EXERCISE INPUTS start
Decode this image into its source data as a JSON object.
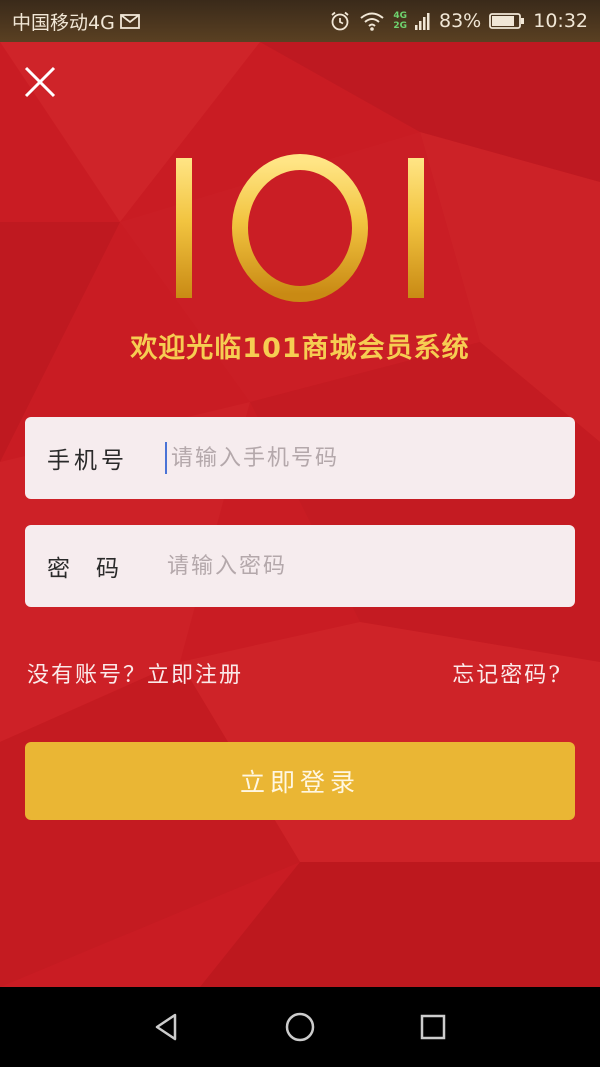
{
  "status_bar": {
    "carrier": "中国移动4G",
    "battery_percent": "83%",
    "time": "10:32",
    "network_top": "4G",
    "network_bottom": "2G",
    "icons": [
      "mail-icon",
      "alarm-icon",
      "wifi-icon",
      "signal-icon",
      "battery-icon"
    ]
  },
  "header": {
    "close_icon": "close-icon",
    "logo_text": "101",
    "welcome": "欢迎光临101商城会员系统"
  },
  "form": {
    "phone": {
      "label": "手机号",
      "placeholder": "请输入手机号码",
      "value": ""
    },
    "password": {
      "label": "密码",
      "placeholder": "请输入密码",
      "value": ""
    },
    "register_link": "没有账号？立即注册",
    "forgot_link": "忘记密码?",
    "login_button": "立即登录"
  },
  "nav": {
    "icons": [
      "back-icon",
      "home-icon",
      "recents-icon"
    ]
  },
  "colors": {
    "background": "#c81d24",
    "gold": "#f6cd52",
    "button": "#eab634",
    "field_bg": "#f6ecee"
  }
}
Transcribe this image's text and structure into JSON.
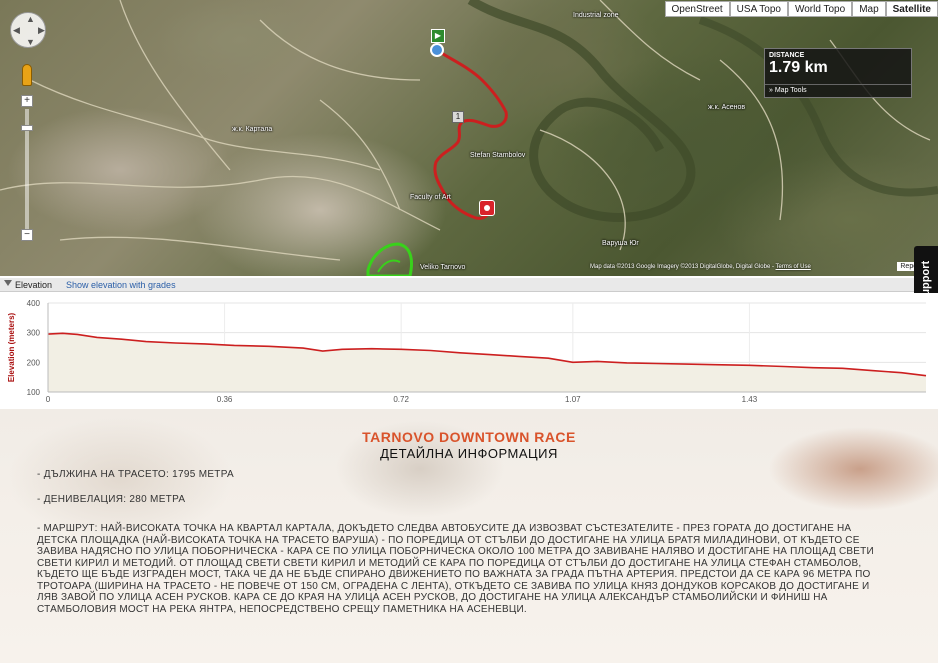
{
  "map": {
    "type_buttons": [
      {
        "label": "OpenStreet",
        "active": false
      },
      {
        "label": "USA Topo",
        "active": false
      },
      {
        "label": "World Topo",
        "active": false
      },
      {
        "label": "Map",
        "active": false
      },
      {
        "label": "Satellite",
        "active": true
      }
    ],
    "distance_label": "DISTANCE",
    "distance_value": "1.79 km",
    "map_tools": "Map Tools",
    "start_marker_label": "▶",
    "km_marker_label": "1",
    "attribution": "Map data ©2013 Google Imagery ©2013 DigitalGlobe, Digital Globe",
    "terms": "Terms of Use",
    "report": "Report a m",
    "support": "Support",
    "labels": {
      "industrial_zone": "Industrial zone",
      "asenov": "ж.к. Асенов",
      "kartala": "ж.к. Картала",
      "faculty": "Faculty of Art",
      "varusha": "Варуша Юг",
      "veliko_tarnovo": "Veliko Tarnovo",
      "stambolov": "Stefan Stambolov"
    },
    "colors": {
      "route": "#cc1f1f",
      "park": "#39d11b"
    }
  },
  "elevation": {
    "header_title": "Elevation",
    "show_grades": "Show elevation with grades"
  },
  "chart_data": {
    "type": "area",
    "ylabel": "Elevation (meters)",
    "xlabel": "",
    "ylim": [
      100,
      400
    ],
    "yticks": [
      100,
      200,
      300,
      400
    ],
    "xlim": [
      0,
      1.79
    ],
    "xticks": [
      "0",
      "0.36",
      "0.72",
      "1.07",
      "1.43"
    ],
    "xtick_values": [
      0,
      0.36,
      0.72,
      1.07,
      1.43
    ],
    "grid": true,
    "series": [
      {
        "x": [
          0,
          0.03,
          0.06,
          0.1,
          0.15,
          0.2,
          0.26,
          0.32,
          0.38,
          0.45,
          0.52,
          0.56,
          0.6,
          0.66,
          0.72,
          0.78,
          0.84,
          0.9,
          0.96,
          1.02,
          1.07,
          1.12,
          1.18,
          1.24,
          1.3,
          1.36,
          1.43,
          1.5,
          1.56,
          1.62,
          1.68,
          1.74,
          1.79
        ],
        "y": [
          295,
          298,
          294,
          284,
          278,
          270,
          265,
          262,
          257,
          254,
          248,
          238,
          244,
          246,
          244,
          240,
          232,
          226,
          220,
          214,
          200,
          203,
          198,
          196,
          194,
          192,
          190,
          186,
          182,
          180,
          172,
          165,
          155
        ],
        "color": "#cc1f1f",
        "fill": "#f2efe4"
      }
    ]
  },
  "race": {
    "title": "TARNOVO DOWNTOWN RACE",
    "subtitle": "ДЕТАЙЛНА ИНФОРМАЦИЯ",
    "length": "- ДЪЛЖИНА НА ТРАСЕТО: 1795 МЕТРА",
    "elevation_gain": "- ДЕНИВЕЛАЦИЯ: 280 МЕТРА",
    "route": "- МАРШРУТ: НАЙ-ВИСОКАТА ТОЧКА НА КВАРТАЛ КАРТАЛА, ДОКЪДЕТО СЛЕДВА АВТОБУСИТЕ ДА ИЗВОЗВАТ СЪСТЕЗАТЕЛИТЕ - ПРЕЗ ГОРАТА ДО ДОСТИГАНЕ НА ДЕТСКА ПЛОЩАДКА (НАЙ-ВИСОКАТА ТОЧКА НА ТРАСЕТО ВАРУША) - ПО ПОРЕДИЦА ОТ СТЪЛБИ ДО ДОСТИГАНЕ НА УЛИЦА БРАТЯ МИЛАДИНОВИ, ОТ КЪДЕТО СЕ ЗАВИВА НАДЯСНО ПО УЛИЦА ПОБОРНИЧЕСКА - КАРА СЕ ПО УЛИЦА ПОБОРНИЧЕСКА ОКОЛО 100 МЕТРА ДО ЗАВИВАНЕ НАЛЯВО И ДОСТИГАНЕ НА ПЛОЩАД СВЕТИ СВЕТИ КИРИЛ И МЕТОДИЙ. ОТ ПЛОЩАД СВЕТИ СВЕТИ КИРИЛ И МЕТОДИЙ СЕ КАРА ПО ПОРЕДИЦА ОТ СТЪЛБИ ДО ДОСТИГАНЕ НА УЛИЦА СТЕФАН СТАМБОЛОВ, КЪДЕТО ЩЕ БЪДЕ ИЗГРАДЕН МОСТ, ТАКА ЧЕ ДА НЕ БЪДЕ СПИРАНО ДВИЖЕНИЕТО ПО ВАЖНАТА ЗА ГРАДА ПЪТНА АРТЕРИЯ. ПРЕДСТОИ ДА СЕ КАРА 96 МЕТРА ПО ТРОТОАРА (ШИРИНА НА ТРАСЕТО - НЕ ПОВЕЧЕ ОТ 150 СМ, ОГРАДЕНА С ЛЕНТА), ОТКЪДЕТО СЕ ЗАВИВА ПО УЛИЦА КНЯЗ ДОНДУКОВ КОРСАКОВ ДО ДОСТИГАНЕ И ЛЯВ ЗАВОЙ ПО УЛИЦА АСЕН РУСКОВ. КАРА СЕ ДО КРАЯ НА УЛИЦА АСЕН РУСКОВ, ДО ДОСТИГАНЕ НА УЛИЦА АЛЕКСАНДЪР СТАМБОЛИЙСКИ И ФИНИШ НА СТАМБОЛОВИЯ МОСТ НА РЕКА ЯНТРА, НЕПОСРЕДСТВЕНО СРЕЩУ ПАМЕТНИКА НА АСЕНЕВЦИ."
  }
}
EXERCISE INPUTS end
• [GIVEN REQUEST]
Copy down every line of the material above that includes the string "ТРАСЕТО".

• [ANSWER TO THIS PROBLEM]
    "length": "- ДЪЛЖИНА НА ТРАСЕТО: 1795 МЕТРА",
    "route": "- МАРШРУТ: НАЙ-ВИСОКАТА ТОЧКА НА КВАРТАЛ КАРТАЛА, ДОКЪДЕТО СЛЕДВА АВТОБУСИТЕ ДА ИЗВОЗВАТ СЪСТЕЗАТЕЛИТЕ - ПРЕЗ ГОРАТА ДО ДОСТИГАНЕ НА ДЕТСКА ПЛОЩАДКА (НАЙ-ВИСОКАТА ТОЧКА НА ТРАСЕТО ВАРУША) - ПО ПОРЕДИЦА ОТ СТЪЛБИ ДО ДОСТИГАНЕ НА УЛИЦА БРАТЯ МИЛАДИНОВИ, ОТ КЪДЕТО СЕ ЗАВИВА НАДЯСНО ПО УЛИЦА ПОБОРНИЧЕСКА - КАРА СЕ ПО УЛИЦА ПОБОРНИЧЕСКА ОКОЛО 100 МЕТРА ДО ЗАВИВАНЕ НАЛЯВО И ДОСТИГАНЕ НА ПЛОЩАД СВЕТИ СВЕТИ КИРИЛ И МЕТОДИЙ. ОТ ПЛОЩАД СВЕТИ СВЕТИ КИРИЛ И МЕТОДИЙ СЕ КАРА ПО ПОРЕДИЦА ОТ СТЪЛБИ ДО ДОСТИГАНЕ НА УЛИЦА СТЕФАН СТАМБОЛОВ, КЪДЕТО ЩЕ БЪДЕ ИЗГРАДЕН МОСТ, ТАКА ЧЕ ДА НЕ БЪДЕ СПИРАНО ДВИЖЕНИЕТО ПО ВАЖНАТА ЗА ГРАДА ПЪТНА АРТЕРИЯ. ПРЕДСТОИ ДА СЕ КАРА 96 МЕТРА ПО ТРОТОАРА (ШИРИНА НА ТРАСЕТО - НЕ ПОВЕЧЕ ОТ 150 СМ, ОГРАДЕНА С ЛЕНТА), ОТКЪДЕТО СЕ ЗАВИВА ПО УЛИЦА КНЯЗ ДОНДУКОВ КОРСАКОВ ДО ДОСТИГАНЕ И ЛЯВ ЗАВОЙ ПО УЛИЦА АСЕН РУСКОВ. КАРА СЕ ДО КРАЯ НА УЛИЦА АСЕН РУСКОВ, ДО ДОСТИГАНЕ НА УЛИЦА АЛЕКСАНДЪР СТАМБОЛИЙСКИ И ФИНИШ НА СТАМБОЛОВИЯ МОСТ НА РЕКА ЯНТРА, НЕПОСРЕДСТВЕНО СРЕЩУ ПАМЕТНИКА НА АСЕНЕВЦИ."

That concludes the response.